SELECTION =>
------------------------------------------------------------

Inference Endpoints Changelog 🚀

Community Article Published October 11, 2024

Week 47, Nov 18 - Nov 24

Week 46, Nov 11 - Nov 17

Week 45, Nov 04 - Nov 10

Week 44, Oct 28 - Nov 03

Week 43, Oct 21-27

Week 42, Oct 14-20

Week 41, Oct 7-13

Week 47, Nov 18 - Nov 24

Unfortunately, a wave of flu has hit our team, and we needed some time to recover 🤒 No updates this week, but stay tuned for next week—we have a lot of exciting things coming up! 🔥

Week 46, Nov 11 - Nov 17

No changes this week as the team was on an off-site in Martinique! But a lot of ideas and energy cooked up for the coming week 🙌

Week 45, Nov 04 - Nov 10

This week, we have some awesome updates that are finally out 🙌

Scaling replicas based on pending requests is now in beta 🔥 Since it's in beta, things might change, but you can try it out and read more about it here
Improved analytics with a graph of the replica history
Updates to the widgets
- Fixed bug in streaming
- Conversations can now be cleared
- Submit message with cmd+enter

Week 44, Oct 28 - Nov 03

Probably the biggest update this week was a revamp to the Inference Catalogue 🔥 You can now with a one-click-deploy find a model based on:

license
price range
inference server
accelerator
and the previously existing task and search filters

Additionally:

we fixed the config for MoritzLaurer/deberta-v3-large-zeroshot-v2.0 so that you can run it on CPU as well
and also thanks to @ngxson for fixing a bug in the llama.cpp snippet

Week 43, Oct 21-27

This week you'll get a sneak peak of the upcoming autoscaling, in the form of analytics 👀

We have:

Added pending http requests to the analytics
Support for Image-Text-To-Text, aka language vision models 🔥 (llama vision has some good jokes 😅)

------------------------------------------------------------

(Labeled region entries)
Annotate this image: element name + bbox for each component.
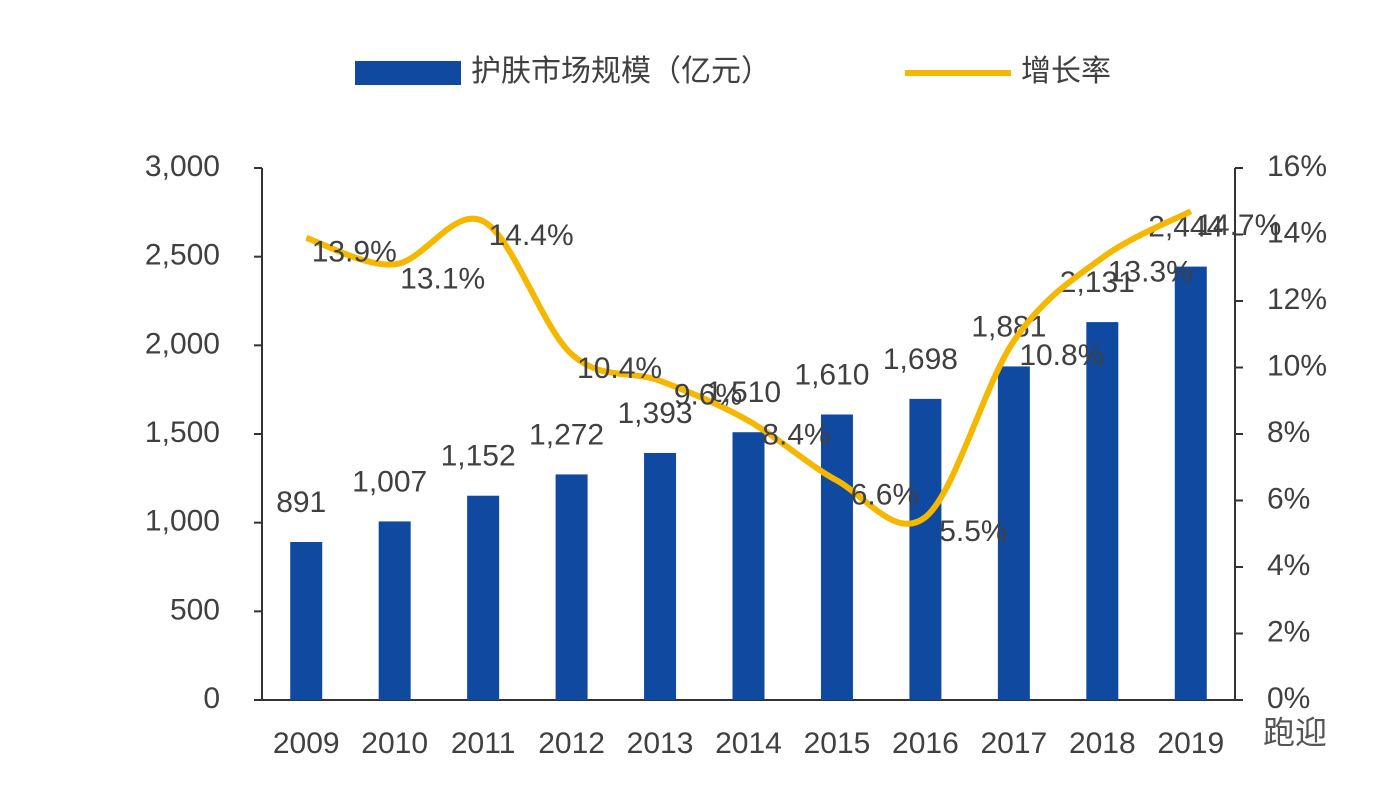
bar	[732, 432, 765, 700]
y2-tick-label: 8%	[1267, 416, 1310, 449]
line-value-label: 8.4%	[762, 419, 830, 452]
legend-label: 护肤市场规模（亿元）	[471, 55, 771, 88]
y2-tick-label: 16%	[1267, 150, 1327, 183]
x-tick-label: 2011	[451, 727, 516, 760]
x-tick-label: 2010	[361, 727, 428, 760]
line-value-label: 13.1%	[400, 262, 485, 295]
x-tick-label: 2016	[892, 727, 959, 760]
bar	[644, 452, 677, 700]
x-tick-label: 2015	[804, 727, 871, 760]
bar-value-label: 1,393	[618, 397, 693, 430]
y2-tick-label: 12%	[1267, 283, 1327, 316]
bar	[909, 398, 942, 700]
bar-value-label: 1,272	[529, 418, 604, 451]
bar-value-label: 1,698	[883, 343, 958, 376]
x-tick-label: 2017	[980, 727, 1047, 760]
bar	[378, 521, 411, 700]
growth-line	[305, 208, 1193, 527]
line-value-label: 14.4%	[489, 219, 574, 252]
y2-tick-label: 10%	[1267, 349, 1327, 382]
x-tick-label: 2014	[715, 727, 782, 760]
y-tick-label: 2,000	[145, 327, 220, 360]
bar-value-label: 891	[276, 486, 326, 519]
x-tick-label: 2019	[1157, 727, 1224, 760]
x-tick-label: 2013	[627, 727, 694, 760]
y2-tick-label: 4%	[1267, 549, 1310, 582]
line-value-label: 13.3%	[1108, 256, 1193, 289]
x-tick-label: 2018	[1069, 727, 1136, 760]
legend-swatch	[355, 61, 461, 85]
y-tick-label: 1,000	[145, 505, 220, 538]
line-value-label: 10.8%	[1019, 339, 1104, 372]
bar	[1174, 266, 1207, 700]
y2-tick-label: 2%	[1267, 615, 1310, 648]
bar	[1086, 322, 1119, 700]
legend-label: 增长率	[1021, 55, 1111, 88]
x-tick-label: 2009	[273, 727, 340, 760]
bar	[467, 495, 500, 700]
bar	[555, 474, 588, 700]
line-value-label: 10.4%	[577, 352, 662, 385]
watermark: 跑迎	[1263, 714, 1327, 750]
bar-value-label: 1,610	[794, 358, 869, 391]
bar	[997, 366, 1030, 700]
y-tick-label: 1,500	[145, 416, 220, 449]
bar-value-label: 1,152	[441, 440, 516, 473]
y2-tick-label: 0%	[1267, 682, 1310, 715]
line-value-label: 13.9%	[312, 236, 397, 269]
line-value-label: 9.6%	[674, 379, 742, 412]
y-tick-label: 2,500	[145, 239, 220, 272]
y-tick-label: 500	[170, 593, 220, 626]
y2-tick-label: 6%	[1267, 482, 1310, 515]
bar-value-label: 1,007	[352, 465, 427, 498]
x-tick-label: 2012	[538, 727, 605, 760]
y-tick-label: 0	[203, 682, 220, 715]
y2-tick-label: 14%	[1267, 216, 1327, 249]
line-value-label: 5.5%	[939, 515, 1007, 548]
bar	[290, 541, 323, 700]
line-value-label: 6.6%	[851, 478, 919, 511]
y-tick-label: 3,000	[145, 150, 220, 183]
bar	[820, 414, 853, 700]
line-value-label: 14.7%	[1196, 209, 1281, 242]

------------------------------------------------------------

Duplicate the part of the Inference Endpoints changelog above the rows, everything from "we fixed the" down to "good jokes 😅)".

OUTPUT BELOW =>
we fixed the config for MoritzLaurer/deberta-v3-large-zeroshot-v2.0 so that you can run it on CPU as well
and also thanks to @ngxson for fixing a bug in the llama.cpp snippet

Week 43, Oct 21-27

This week you'll get a sneak peak of the upcoming autoscaling, in the form of analytics 👀

We have:

Added pending http requests to the analytics
Support for Image-Text-To-Text, aka language vision models 🔥 (llama vision has some good jokes 😅)